• **Instruction**
Repeat each record exactly as written, and drop any images.

Lines of data:
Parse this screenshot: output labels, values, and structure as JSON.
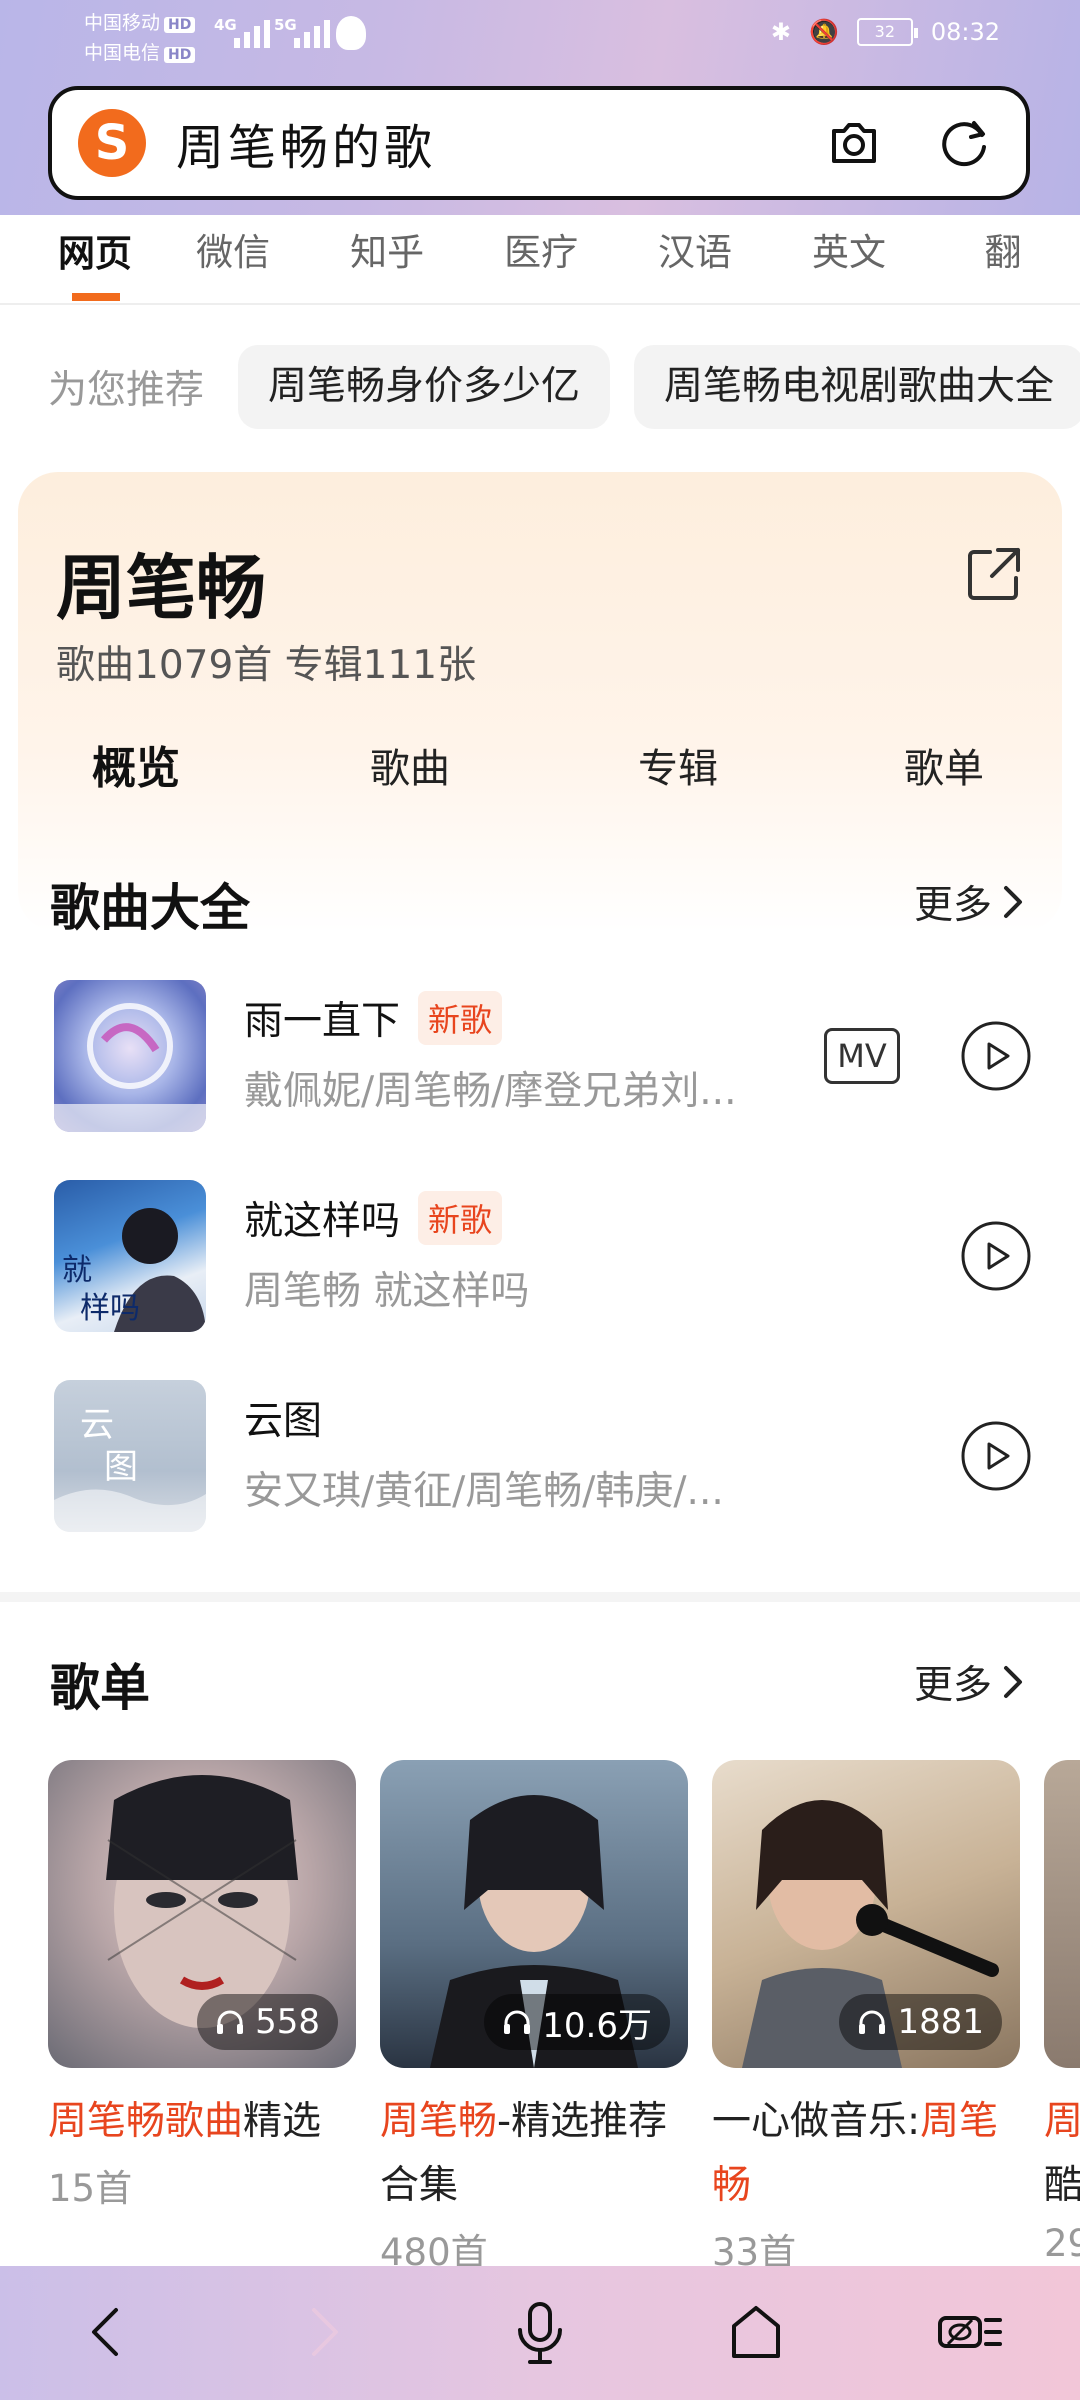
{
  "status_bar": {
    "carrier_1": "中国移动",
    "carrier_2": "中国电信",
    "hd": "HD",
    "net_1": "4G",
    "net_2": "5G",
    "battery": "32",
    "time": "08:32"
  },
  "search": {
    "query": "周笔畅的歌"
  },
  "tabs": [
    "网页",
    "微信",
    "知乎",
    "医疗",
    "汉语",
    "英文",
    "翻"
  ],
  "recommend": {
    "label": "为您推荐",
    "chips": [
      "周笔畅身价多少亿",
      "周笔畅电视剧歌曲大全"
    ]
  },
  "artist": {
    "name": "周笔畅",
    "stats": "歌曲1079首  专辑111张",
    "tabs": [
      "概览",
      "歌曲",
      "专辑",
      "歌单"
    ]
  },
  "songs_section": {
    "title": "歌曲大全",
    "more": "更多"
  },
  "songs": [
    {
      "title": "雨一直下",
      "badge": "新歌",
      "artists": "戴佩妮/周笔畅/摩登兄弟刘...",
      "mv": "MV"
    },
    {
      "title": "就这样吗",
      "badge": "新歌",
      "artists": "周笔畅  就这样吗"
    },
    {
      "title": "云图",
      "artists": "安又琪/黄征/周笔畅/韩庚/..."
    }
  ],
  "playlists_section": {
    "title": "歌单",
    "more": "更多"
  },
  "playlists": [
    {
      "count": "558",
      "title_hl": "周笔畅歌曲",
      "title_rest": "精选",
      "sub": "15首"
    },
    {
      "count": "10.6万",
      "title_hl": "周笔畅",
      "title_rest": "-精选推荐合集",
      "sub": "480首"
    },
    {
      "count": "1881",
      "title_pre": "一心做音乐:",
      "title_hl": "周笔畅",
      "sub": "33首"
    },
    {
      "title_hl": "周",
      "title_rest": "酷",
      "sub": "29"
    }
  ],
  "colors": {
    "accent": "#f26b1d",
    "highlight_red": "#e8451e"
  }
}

• **Finished answer**
Parse this screenshot: output labels, values, and structure as JSON.
{
  "status_bar": {
    "carrier_1": "中国移动",
    "carrier_2": "中国电信",
    "hd": "HD",
    "net_1": "4G",
    "net_2": "5G",
    "battery": "32",
    "time": "08:32"
  },
  "search": {
    "query": "周笔畅的歌"
  },
  "tabs": [
    "网页",
    "微信",
    "知乎",
    "医疗",
    "汉语",
    "英文",
    "翻"
  ],
  "recommend": {
    "label": "为您推荐",
    "chips": [
      "周笔畅身价多少亿",
      "周笔畅电视剧歌曲大全"
    ]
  },
  "artist": {
    "name": "周笔畅",
    "stats": "歌曲1079首  专辑111张",
    "tabs": [
      "概览",
      "歌曲",
      "专辑",
      "歌单"
    ]
  },
  "songs_section": {
    "title": "歌曲大全",
    "more": "更多"
  },
  "songs": [
    {
      "title": "雨一直下",
      "badge": "新歌",
      "artists": "戴佩妮/周笔畅/摩登兄弟刘...",
      "mv": "MV"
    },
    {
      "title": "就这样吗",
      "badge": "新歌",
      "artists": "周笔畅  就这样吗"
    },
    {
      "title": "云图",
      "artists": "安又琪/黄征/周笔畅/韩庚/..."
    }
  ],
  "playlists_section": {
    "title": "歌单",
    "more": "更多"
  },
  "playlists": [
    {
      "count": "558",
      "title_hl": "周笔畅歌曲",
      "title_rest": "精选",
      "sub": "15首"
    },
    {
      "count": "10.6万",
      "title_hl": "周笔畅",
      "title_rest": "-精选推荐合集",
      "sub": "480首"
    },
    {
      "count": "1881",
      "title_pre": "一心做音乐:",
      "title_hl": "周笔畅",
      "sub": "33首"
    },
    {
      "title_hl": "周",
      "title_rest": "酷",
      "sub": "29"
    }
  ],
  "colors": {
    "accent": "#f26b1d",
    "highlight_red": "#e8451e"
  }
}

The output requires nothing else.